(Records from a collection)
..........
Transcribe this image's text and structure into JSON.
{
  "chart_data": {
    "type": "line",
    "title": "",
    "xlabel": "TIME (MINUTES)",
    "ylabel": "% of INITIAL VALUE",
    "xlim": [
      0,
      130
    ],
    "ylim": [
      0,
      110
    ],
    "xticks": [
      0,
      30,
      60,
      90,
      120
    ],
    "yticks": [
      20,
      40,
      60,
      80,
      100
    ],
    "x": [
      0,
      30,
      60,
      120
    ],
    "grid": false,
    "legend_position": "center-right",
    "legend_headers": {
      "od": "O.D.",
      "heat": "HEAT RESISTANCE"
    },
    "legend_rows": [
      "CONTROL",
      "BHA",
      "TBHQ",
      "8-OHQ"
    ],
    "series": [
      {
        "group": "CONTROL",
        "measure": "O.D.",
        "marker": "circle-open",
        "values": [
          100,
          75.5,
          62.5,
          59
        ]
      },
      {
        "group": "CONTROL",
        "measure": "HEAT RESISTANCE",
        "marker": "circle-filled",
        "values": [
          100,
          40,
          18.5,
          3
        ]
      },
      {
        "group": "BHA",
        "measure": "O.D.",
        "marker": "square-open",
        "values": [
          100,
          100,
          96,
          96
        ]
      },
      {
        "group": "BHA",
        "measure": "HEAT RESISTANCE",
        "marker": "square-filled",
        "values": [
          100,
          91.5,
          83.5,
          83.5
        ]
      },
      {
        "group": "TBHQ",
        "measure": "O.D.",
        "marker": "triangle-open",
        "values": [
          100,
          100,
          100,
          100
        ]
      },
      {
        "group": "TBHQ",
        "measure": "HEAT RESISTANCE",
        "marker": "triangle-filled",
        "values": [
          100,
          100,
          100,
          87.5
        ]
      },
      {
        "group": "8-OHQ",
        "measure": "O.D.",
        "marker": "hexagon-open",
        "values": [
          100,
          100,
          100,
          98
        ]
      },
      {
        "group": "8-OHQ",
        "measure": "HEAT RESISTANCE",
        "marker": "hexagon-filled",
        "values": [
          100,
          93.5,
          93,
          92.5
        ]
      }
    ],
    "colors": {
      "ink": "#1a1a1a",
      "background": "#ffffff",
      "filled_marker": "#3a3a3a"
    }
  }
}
..........
From the records above, please extract every line and repeat it exactly.

• Exercise output
Transcribe this image's text and structure into JSON.
{
  "chart_data": {
    "type": "line",
    "title": "",
    "xlabel": "TIME (MINUTES)",
    "ylabel": "% of INITIAL VALUE",
    "xlim": [
      0,
      130
    ],
    "ylim": [
      0,
      110
    ],
    "xticks": [
      0,
      30,
      60,
      90,
      120
    ],
    "yticks": [
      20,
      40,
      60,
      80,
      100
    ],
    "x": [
      0,
      30,
      60,
      120
    ],
    "grid": false,
    "legend_position": "center-right",
    "legend_headers": {
      "od": "O.D.",
      "heat": "HEAT RESISTANCE"
    },
    "legend_rows": [
      "CONTROL",
      "BHA",
      "TBHQ",
      "8-OHQ"
    ],
    "series": [
      {
        "group": "CONTROL",
        "measure": "O.D.",
        "marker": "circle-open",
        "values": [
          100,
          75.5,
          62.5,
          59
        ]
      },
      {
        "group": "CONTROL",
        "measure": "HEAT RESISTANCE",
        "marker": "circle-filled",
        "values": [
          100,
          40,
          18.5,
          3
        ]
      },
      {
        "group": "BHA",
        "measure": "O.D.",
        "marker": "square-open",
        "values": [
          100,
          100,
          96,
          96
        ]
      },
      {
        "group": "BHA",
        "measure": "HEAT RESISTANCE",
        "marker": "square-filled",
        "values": [
          100,
          91.5,
          83.5,
          83.5
        ]
      },
      {
        "group": "TBHQ",
        "measure": "O.D.",
        "marker": "triangle-open",
        "values": [
          100,
          100,
          100,
          100
        ]
      },
      {
        "group": "TBHQ",
        "measure": "HEAT RESISTANCE",
        "marker": "triangle-filled",
        "values": [
          100,
          100,
          100,
          87.5
        ]
      },
      {
        "group": "8-OHQ",
        "measure": "O.D.",
        "marker": "hexagon-open",
        "values": [
          100,
          100,
          100,
          98
        ]
      },
      {
        "group": "8-OHQ",
        "measure": "HEAT RESISTANCE",
        "marker": "hexagon-filled",
        "values": [
          100,
          93.5,
          93,
          92.5
        ]
      }
    ],
    "colors": {
      "ink": "#1a1a1a",
      "background": "#ffffff",
      "filled_marker": "#3a3a3a"
    }
  }
}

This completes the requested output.